### Input material
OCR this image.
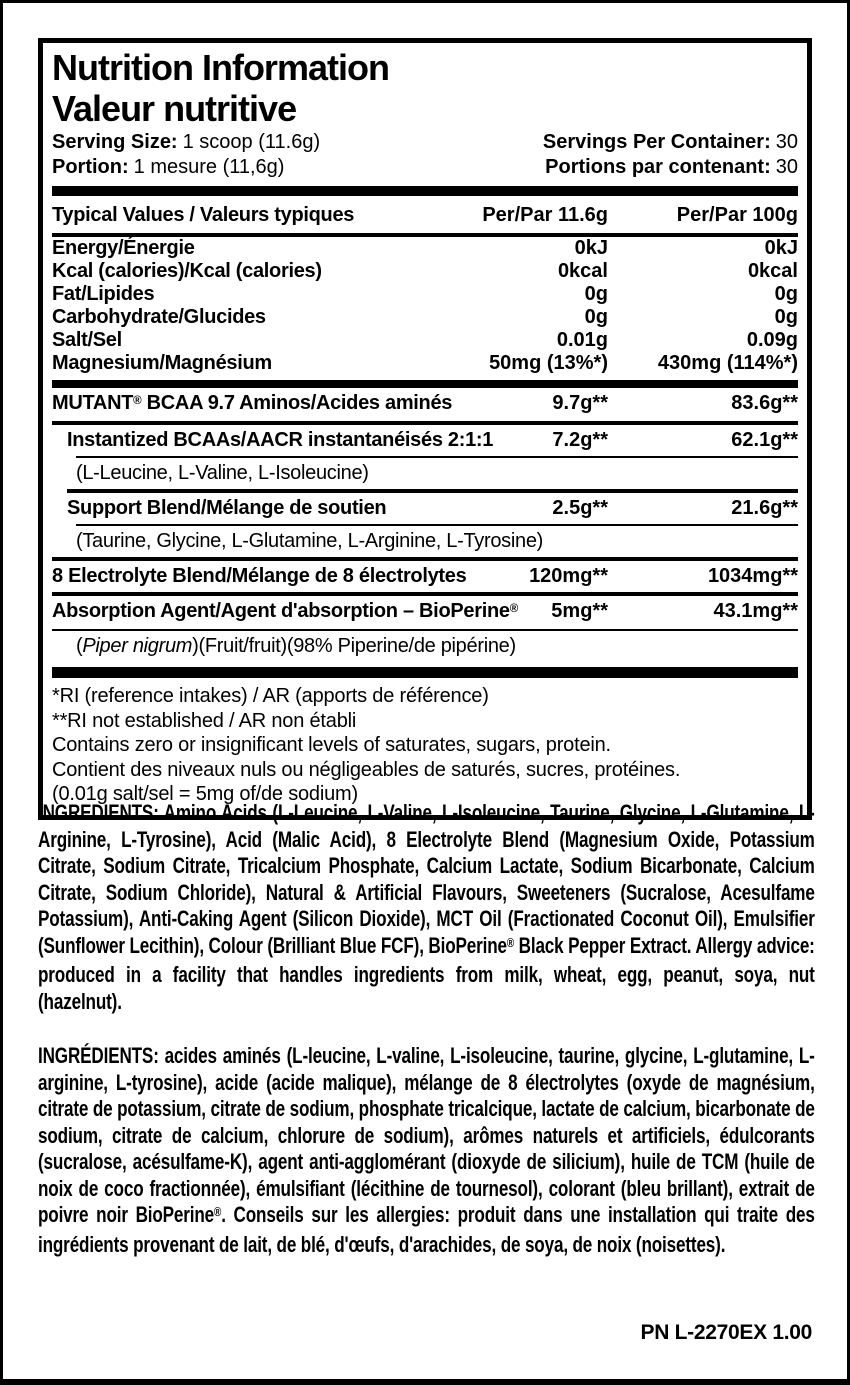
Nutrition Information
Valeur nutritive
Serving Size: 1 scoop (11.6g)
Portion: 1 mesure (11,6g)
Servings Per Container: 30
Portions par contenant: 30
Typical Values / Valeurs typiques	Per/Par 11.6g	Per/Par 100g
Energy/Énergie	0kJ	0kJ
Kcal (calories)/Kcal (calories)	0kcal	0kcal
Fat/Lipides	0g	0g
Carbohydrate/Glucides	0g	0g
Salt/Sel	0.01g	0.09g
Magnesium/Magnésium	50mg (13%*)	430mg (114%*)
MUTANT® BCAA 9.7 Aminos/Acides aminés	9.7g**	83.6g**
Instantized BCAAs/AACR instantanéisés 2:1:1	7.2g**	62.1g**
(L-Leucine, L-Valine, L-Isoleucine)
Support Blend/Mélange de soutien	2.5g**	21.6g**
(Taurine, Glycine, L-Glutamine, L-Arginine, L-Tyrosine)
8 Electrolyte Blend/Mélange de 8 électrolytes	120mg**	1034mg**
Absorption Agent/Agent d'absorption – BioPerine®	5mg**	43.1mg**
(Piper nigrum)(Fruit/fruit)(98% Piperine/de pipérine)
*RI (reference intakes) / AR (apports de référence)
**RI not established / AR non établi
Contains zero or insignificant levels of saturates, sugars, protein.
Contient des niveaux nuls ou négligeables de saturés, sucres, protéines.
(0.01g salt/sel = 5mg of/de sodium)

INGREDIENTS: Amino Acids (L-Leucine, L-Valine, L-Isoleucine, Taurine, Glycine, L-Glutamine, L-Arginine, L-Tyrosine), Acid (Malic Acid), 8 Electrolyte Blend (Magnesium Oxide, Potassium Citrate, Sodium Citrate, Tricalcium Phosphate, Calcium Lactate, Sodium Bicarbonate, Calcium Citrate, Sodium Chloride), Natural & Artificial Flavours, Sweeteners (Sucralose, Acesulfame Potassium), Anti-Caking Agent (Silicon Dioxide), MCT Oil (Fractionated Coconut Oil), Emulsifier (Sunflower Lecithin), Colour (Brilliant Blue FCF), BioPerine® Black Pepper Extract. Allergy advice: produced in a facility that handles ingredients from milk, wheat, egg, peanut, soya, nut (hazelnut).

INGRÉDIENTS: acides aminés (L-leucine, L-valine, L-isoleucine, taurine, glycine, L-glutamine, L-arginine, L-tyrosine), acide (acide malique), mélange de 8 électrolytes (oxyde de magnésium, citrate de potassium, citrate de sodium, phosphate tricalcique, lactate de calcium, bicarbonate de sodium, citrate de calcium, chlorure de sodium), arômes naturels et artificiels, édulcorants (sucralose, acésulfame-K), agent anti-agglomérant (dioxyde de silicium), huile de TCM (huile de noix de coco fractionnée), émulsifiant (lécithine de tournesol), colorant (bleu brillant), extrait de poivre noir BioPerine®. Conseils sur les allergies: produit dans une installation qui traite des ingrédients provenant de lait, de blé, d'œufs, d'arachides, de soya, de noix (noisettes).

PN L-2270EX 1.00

### Assignment
Copy the records above exactly, omitting every picture.

### Result for this task
OCR this image.
Nutrition Information
Valeur nutritive
Serving Size: 1 scoop (11.6g)
Portion: 1 mesure (11,6g)
Servings Per Container: 30
Portions par contenant: 30
Typical Values / Valeurs typiques	Per/Par 11.6g	Per/Par 100g
Energy/Énergie	0kJ	0kJ
Kcal (calories)/Kcal (calories)	0kcal	0kcal
Fat/Lipides	0g	0g
Carbohydrate/Glucides	0g	0g
Salt/Sel	0.01g	0.09g
Magnesium/Magnésium	50mg (13%*)	430mg (114%*)
MUTANT® BCAA 9.7 Aminos/Acides aminés	9.7g**	83.6g**
Instantized BCAAs/AACR instantanéisés 2:1:1	7.2g**	62.1g**
(L-Leucine, L-Valine, L-Isoleucine)
Support Blend/Mélange de soutien	2.5g**	21.6g**
(Taurine, Glycine, L-Glutamine, L-Arginine, L-Tyrosine)
8 Electrolyte Blend/Mélange de 8 électrolytes	120mg**	1034mg**
Absorption Agent/Agent d'absorption – BioPerine®	5mg**	43.1mg**
(Piper nigrum)(Fruit/fruit)(98% Piperine/de pipérine)
*RI (reference intakes) / AR (apports de référence)
**RI not established / AR non établi
Contains zero or insignificant levels of saturates, sugars, protein.
Contient des niveaux nuls ou négligeables de saturés, sucres, protéines.
(0.01g salt/sel = 5mg of/de sodium)

INGREDIENTS: Amino Acids (L-Leucine, L-Valine, L-Isoleucine, Taurine, Glycine, L-Glutamine, L-Arginine, L-Tyrosine), Acid (Malic Acid), 8 Electrolyte Blend (Magnesium Oxide, Potassium Citrate, Sodium Citrate, Tricalcium Phosphate, Calcium Lactate, Sodium Bicarbonate, Calcium Citrate, Sodium Chloride), Natural & Artificial Flavours, Sweeteners (Sucralose, Acesulfame Potassium), Anti-Caking Agent (Silicon Dioxide), MCT Oil (Fractionated Coconut Oil), Emulsifier (Sunflower Lecithin), Colour (Brilliant Blue FCF), BioPerine® Black Pepper Extract. Allergy advice: produced in a facility that handles ingredients from milk, wheat, egg, peanut, soya, nut (hazelnut).

INGRÉDIENTS: acides aminés (L-leucine, L-valine, L-isoleucine, taurine, glycine, L-glutamine, L-arginine, L-tyrosine), acide (acide malique), mélange de 8 électrolytes (oxyde de magnésium, citrate de potassium, citrate de sodium, phosphate tricalcique, lactate de calcium, bicarbonate de sodium, citrate de calcium, chlorure de sodium), arômes naturels et artificiels, édulcorants (sucralose, acésulfame-K), agent anti-agglomérant (dioxyde de silicium), huile de TCM (huile de noix de coco fractionnée), émulsifiant (lécithine de tournesol), colorant (bleu brillant), extrait de poivre noir BioPerine®. Conseils sur les allergies: produit dans une installation qui traite des ingrédients provenant de lait, de blé, d'œufs, d'arachides, de soya, de noix (noisettes).

PN L-2270EX 1.00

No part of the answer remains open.